[Stored items from a collection]
____________
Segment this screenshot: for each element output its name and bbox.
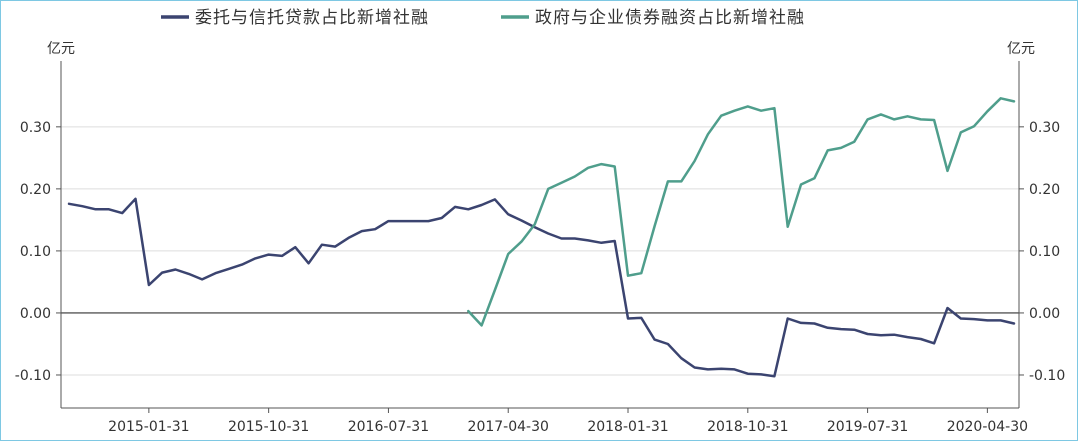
x-tick-label: 2019-07-31: [827, 419, 908, 435]
series-lines: [67, 97, 1016, 378]
x-tick-label: 2018-10-31: [707, 419, 788, 435]
y-tick-label-left: 0.20: [20, 182, 51, 198]
left-y-tick-labels: 0.30 0.20 0.10 0.00 -0.10: [15, 120, 51, 384]
y-tick-label-right: 0.20: [1029, 182, 1060, 198]
x-tick-label: 2017-04-30: [468, 419, 549, 435]
series-line-gov-corp-bonds: [467, 97, 1016, 327]
x-tick-label: 2016-07-31: [348, 419, 429, 435]
right-y-tick-labels: 0.30 0.20 0.10 0.00 -0.10: [1029, 120, 1065, 384]
series-line-entrusted-trust-loans: [67, 197, 1016, 378]
y-tick-label-right: 0.10: [1029, 244, 1060, 260]
right-axis-unit: 亿元: [1007, 41, 1035, 57]
y-tick-label-right: 0.30: [1029, 120, 1060, 136]
y-tick-label-left: 0.10: [20, 244, 51, 260]
y-tick-label-right: -0.10: [1029, 368, 1065, 384]
legend-label-gov-corp-bonds: 政府与企业债券融资占比新增社融: [535, 8, 805, 28]
y-tick-label-left: 0.30: [20, 120, 51, 136]
legend-label-entrusted-trust-loans: 委托与信托贷款占比新增社融: [195, 8, 429, 28]
axes: [56, 61, 1024, 413]
gridlines: [61, 126, 1019, 376]
left-axis-unit: 亿元: [47, 41, 75, 57]
y-tick-label-left: 0.00: [20, 306, 51, 322]
y-tick-label-left: -0.10: [15, 368, 51, 384]
x-tick-label: 2015-10-31: [228, 419, 309, 435]
x-tick-label: 2018-01-31: [587, 419, 668, 435]
x-tick-labels: 2015-01-31 2015-10-31 2016-07-31 2017-04-30…: [108, 419, 1028, 435]
x-tick-label: 2020-04-30: [947, 419, 1028, 435]
y-tick-label-right: 0.00: [1029, 306, 1060, 322]
x-tick-label: 2015-01-31: [108, 419, 189, 435]
legend: 委托与信托贷款占比新增社融 政府与企业债券融资占比新增社融: [161, 8, 805, 28]
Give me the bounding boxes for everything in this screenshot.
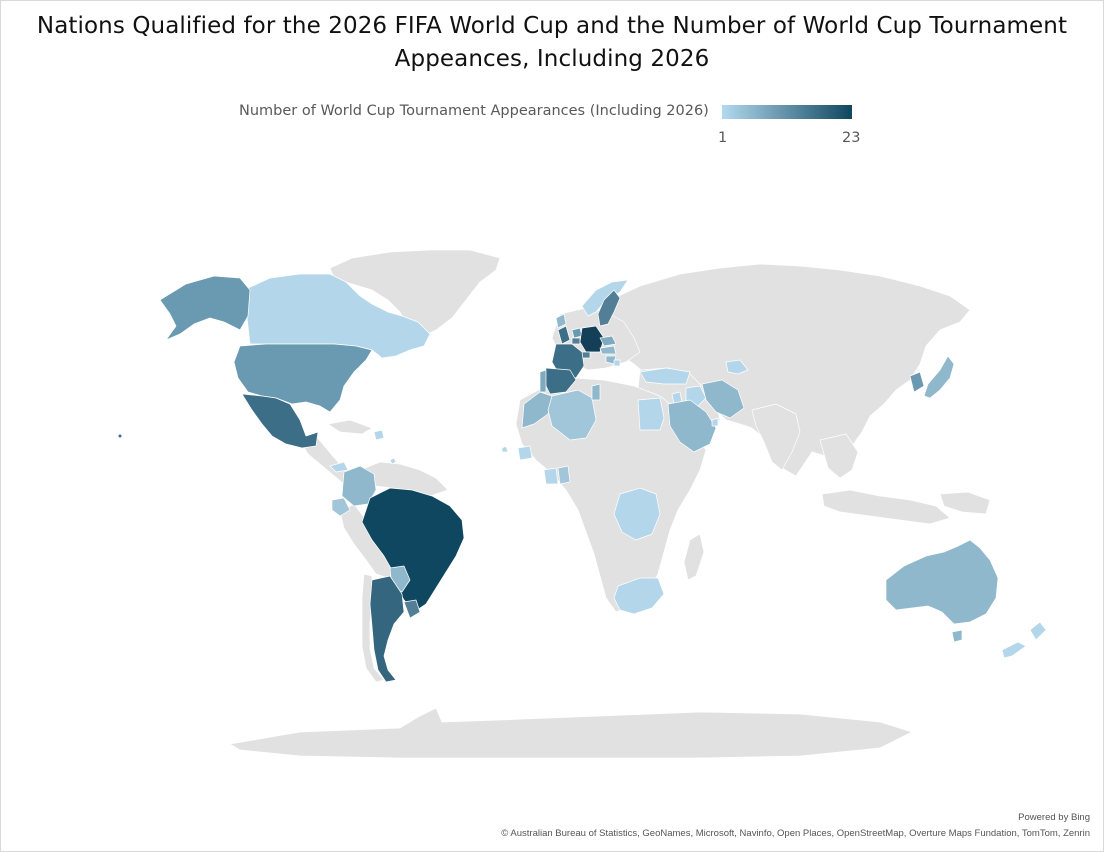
legend-gradient-bar bbox=[722, 105, 852, 119]
land-greenland bbox=[329, 249, 501, 339]
country-argentina bbox=[369, 575, 405, 683]
base-land bbox=[229, 249, 991, 759]
land-cuba bbox=[327, 419, 373, 435]
country-ecuador bbox=[331, 497, 351, 517]
country-england bbox=[557, 325, 571, 345]
country-czechia bbox=[599, 335, 617, 347]
land-india bbox=[751, 403, 801, 471]
country-tunisia bbox=[591, 383, 601, 401]
country-brazil bbox=[361, 487, 465, 613]
country-haiti bbox=[373, 429, 385, 441]
country-uzbekistan bbox=[725, 359, 749, 375]
country-mexico bbox=[241, 393, 319, 449]
map-attribution: © Australian Bureau of Statistics, GeoNa… bbox=[501, 828, 1090, 839]
country-norway bbox=[581, 279, 629, 317]
land-papua bbox=[939, 491, 991, 515]
island-dot bbox=[118, 434, 122, 438]
country-cape-verde bbox=[501, 445, 509, 453]
country-egypt bbox=[637, 397, 665, 431]
land-africa bbox=[515, 377, 707, 613]
country-ghana bbox=[557, 465, 571, 485]
land-indonesia bbox=[821, 489, 951, 525]
country-turkiye bbox=[639, 367, 691, 385]
legend-label: Number of World Cup Tournament Appearanc… bbox=[239, 103, 709, 119]
legend-max-value: 23 bbox=[842, 130, 861, 146]
country-saudi-arabia bbox=[667, 399, 717, 453]
land-antarctica bbox=[229, 707, 913, 759]
title-line-2: Appeances, Including 2026 bbox=[394, 46, 710, 72]
country-dr-congo bbox=[613, 487, 661, 541]
country-usa-alaska bbox=[159, 275, 251, 341]
country-cote-divoire bbox=[543, 467, 559, 485]
title-line-1: Nations Qualified for the 2026 FIFA Worl… bbox=[36, 13, 1068, 39]
country-iran bbox=[701, 379, 745, 419]
country-morocco bbox=[521, 391, 553, 429]
country-senegal bbox=[517, 445, 533, 461]
country-new-zealand bbox=[1029, 621, 1047, 641]
country-australia-tasmania bbox=[951, 629, 963, 643]
country-uruguay bbox=[403, 599, 421, 619]
country-south-africa bbox=[613, 577, 665, 615]
country-qatar bbox=[711, 417, 719, 427]
qualified-countries bbox=[159, 273, 1047, 683]
country-new-zealand-south bbox=[1001, 641, 1027, 659]
country-belgium bbox=[571, 337, 581, 345]
country-panama bbox=[329, 461, 349, 473]
country-portugal bbox=[539, 369, 547, 393]
country-sweden bbox=[597, 289, 621, 327]
country-korea-republic bbox=[909, 371, 925, 393]
powered-by-credit: Powered by Bing bbox=[1018, 812, 1090, 823]
country-austria bbox=[599, 345, 617, 355]
country-scotland bbox=[555, 313, 567, 329]
country-australia bbox=[885, 539, 999, 625]
country-usa bbox=[233, 343, 373, 413]
land-madagascar bbox=[683, 533, 705, 581]
country-bosnia bbox=[613, 359, 621, 367]
country-curacao bbox=[389, 457, 397, 465]
country-japan bbox=[923, 355, 955, 399]
country-germany bbox=[579, 325, 605, 353]
chart-title: Nations Qualified for the 2026 FIFA Worl… bbox=[0, 10, 1104, 76]
land-se-asia bbox=[819, 433, 859, 479]
legend-min-value: 1 bbox=[718, 130, 728, 146]
country-algeria bbox=[547, 389, 597, 441]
____________
* _Aim of the exercise_: Rewrite all the items above, changing every "screenshot" to "image" and keeping everything else the same. Leave the pictures out of your answer.

* _Solution for this task_:
Segment this image: for each element output its name and bbox.
x-tick-label: 2019-07-31: [827, 419, 908, 435]
series-lines: [67, 97, 1016, 378]
x-tick-label: 2018-10-31: [707, 419, 788, 435]
y-tick-label-left: 0.20: [20, 182, 51, 198]
left-y-tick-labels: 0.30 0.20 0.10 0.00 -0.10: [15, 120, 51, 384]
y-tick-label-right: 0.20: [1029, 182, 1060, 198]
x-tick-label: 2017-04-30: [468, 419, 549, 435]
series-line-gov-corp-bonds: [467, 97, 1016, 327]
x-tick-label: 2016-07-31: [348, 419, 429, 435]
right-y-tick-labels: 0.30 0.20 0.10 0.00 -0.10: [1029, 120, 1065, 384]
series-line-entrusted-trust-loans: [67, 197, 1016, 378]
y-tick-label-right: 0.10: [1029, 244, 1060, 260]
right-axis-unit: 亿元: [1007, 41, 1035, 57]
y-tick-label-right: 0.30: [1029, 120, 1060, 136]
y-tick-label-left: 0.10: [20, 244, 51, 260]
y-tick-label-right: -0.10: [1029, 368, 1065, 384]
legend-label-gov-corp-bonds: 政府与企业债券融资占比新增社融: [535, 8, 805, 28]
y-tick-label-left: 0.30: [20, 120, 51, 136]
legend-label-entrusted-trust-loans: 委托与信托贷款占比新增社融: [195, 8, 429, 28]
axes: [56, 61, 1024, 413]
gridlines: [61, 126, 1019, 376]
left-axis-unit: 亿元: [47, 41, 75, 57]
y-tick-label-left: 0.00: [20, 306, 51, 322]
y-tick-label-left: -0.10: [15, 368, 51, 384]
x-tick-label: 2015-10-31: [228, 419, 309, 435]
x-tick-label: 2018-01-31: [587, 419, 668, 435]
x-tick-labels: 2015-01-31 2015-10-31 2016-07-31 2017-04-30…: [108, 419, 1028, 435]
x-tick-label: 2020-04-30: [947, 419, 1028, 435]
y-tick-label-right: 0.00: [1029, 306, 1060, 322]
x-tick-label: 2015-01-31: [108, 419, 189, 435]
legend: 委托与信托贷款占比新增社融 政府与企业债券融资占比新增社融: [161, 8, 805, 28]
Give me the bounding boxes for everything in this image.
legend-gradient-bar bbox=[722, 105, 852, 119]
land-greenland bbox=[329, 249, 501, 339]
country-argentina bbox=[369, 575, 405, 683]
base-land bbox=[229, 249, 991, 759]
land-cuba bbox=[327, 419, 373, 435]
country-ecuador bbox=[331, 497, 351, 517]
country-england bbox=[557, 325, 571, 345]
country-czechia bbox=[599, 335, 617, 347]
land-india bbox=[751, 403, 801, 471]
country-tunisia bbox=[591, 383, 601, 401]
country-brazil bbox=[361, 487, 465, 613]
country-haiti bbox=[373, 429, 385, 441]
country-uzbekistan bbox=[725, 359, 749, 375]
country-mexico bbox=[241, 393, 319, 449]
map-attribution: © Australian Bureau of Statistics, GeoNa… bbox=[501, 828, 1090, 839]
country-norway bbox=[581, 279, 629, 317]
land-papua bbox=[939, 491, 991, 515]
island-dot bbox=[118, 434, 122, 438]
country-cape-verde bbox=[501, 445, 509, 453]
country-egypt bbox=[637, 397, 665, 431]
land-africa bbox=[515, 377, 707, 613]
country-ghana bbox=[557, 465, 571, 485]
land-indonesia bbox=[821, 489, 951, 525]
country-turkiye bbox=[639, 367, 691, 385]
legend-label: Number of World Cup Tournament Appearanc… bbox=[239, 103, 709, 119]
legend-max-value: 23 bbox=[842, 130, 861, 146]
country-saudi-arabia bbox=[667, 399, 717, 453]
land-antarctica bbox=[229, 707, 913, 759]
title-line-2: Appeances, Including 2026 bbox=[394, 46, 710, 72]
country-dr-congo bbox=[613, 487, 661, 541]
country-usa-alaska bbox=[159, 275, 251, 341]
country-cote-divoire bbox=[543, 467, 559, 485]
title-line-1: Nations Qualified for the 2026 FIFA Worl… bbox=[36, 13, 1068, 39]
country-iran bbox=[701, 379, 745, 419]
country-morocco bbox=[521, 391, 553, 429]
country-senegal bbox=[517, 445, 533, 461]
country-new-zealand bbox=[1029, 621, 1047, 641]
country-australia-tasmania bbox=[951, 629, 963, 643]
country-uruguay bbox=[403, 599, 421, 619]
country-south-africa bbox=[613, 577, 665, 615]
country-qatar bbox=[711, 417, 719, 427]
qualified-countries bbox=[159, 273, 1047, 683]
country-new-zealand-south bbox=[1001, 641, 1027, 659]
country-belgium bbox=[571, 337, 581, 345]
country-panama bbox=[329, 461, 349, 473]
country-portugal bbox=[539, 369, 547, 393]
country-sweden bbox=[597, 289, 621, 327]
country-korea-republic bbox=[909, 371, 925, 393]
powered-by-credit: Powered by Bing bbox=[1018, 812, 1090, 823]
country-austria bbox=[599, 345, 617, 355]
country-scotland bbox=[555, 313, 567, 329]
country-australia bbox=[885, 539, 999, 625]
country-usa bbox=[233, 343, 373, 413]
land-madagascar bbox=[683, 533, 705, 581]
country-bosnia bbox=[613, 359, 621, 367]
country-curacao bbox=[389, 457, 397, 465]
country-japan bbox=[923, 355, 955, 399]
country-germany bbox=[579, 325, 605, 353]
chart-title: Nations Qualified for the 2026 FIFA Worl… bbox=[0, 10, 1104, 76]
land-se-asia bbox=[819, 433, 859, 479]
legend-min-value: 1 bbox=[718, 130, 728, 146]
country-algeria bbox=[547, 389, 597, 441]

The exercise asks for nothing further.